-- START --

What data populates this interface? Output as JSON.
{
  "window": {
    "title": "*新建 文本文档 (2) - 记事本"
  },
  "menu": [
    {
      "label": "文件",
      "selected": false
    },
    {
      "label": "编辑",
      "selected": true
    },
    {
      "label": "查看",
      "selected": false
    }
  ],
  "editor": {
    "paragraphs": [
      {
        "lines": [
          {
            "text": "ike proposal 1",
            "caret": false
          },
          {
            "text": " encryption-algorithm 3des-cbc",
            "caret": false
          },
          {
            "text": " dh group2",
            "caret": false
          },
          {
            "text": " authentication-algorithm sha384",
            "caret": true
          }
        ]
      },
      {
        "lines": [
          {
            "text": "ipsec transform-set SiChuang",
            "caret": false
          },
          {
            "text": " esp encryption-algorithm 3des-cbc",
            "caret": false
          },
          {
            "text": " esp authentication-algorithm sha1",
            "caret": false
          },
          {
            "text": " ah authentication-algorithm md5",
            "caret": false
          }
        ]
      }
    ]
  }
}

-- END --

● To do
Your task is to output all of the data above word for word.

● Finished answer
What data populates this interface? Output as JSON.
{
  "window": {
    "title": "*新建 文本文档 (2) - 记事本"
  },
  "menu": [
    {
      "label": "文件",
      "selected": false
    },
    {
      "label": "编辑",
      "selected": true
    },
    {
      "label": "查看",
      "selected": false
    }
  ],
  "editor": {
    "paragraphs": [
      {
        "lines": [
          {
            "text": "ike proposal 1",
            "caret": false
          },
          {
            "text": " encryption-algorithm 3des-cbc",
            "caret": false
          },
          {
            "text": " dh group2",
            "caret": false
          },
          {
            "text": " authentication-algorithm sha384",
            "caret": true
          }
        ]
      },
      {
        "lines": [
          {
            "text": "ipsec transform-set SiChuang",
            "caret": false
          },
          {
            "text": " esp encryption-algorithm 3des-cbc",
            "caret": false
          },
          {
            "text": " esp authentication-algorithm sha1",
            "caret": false
          },
          {
            "text": " ah authentication-algorithm md5",
            "caret": false
          }
        ]
      }
    ]
  }
}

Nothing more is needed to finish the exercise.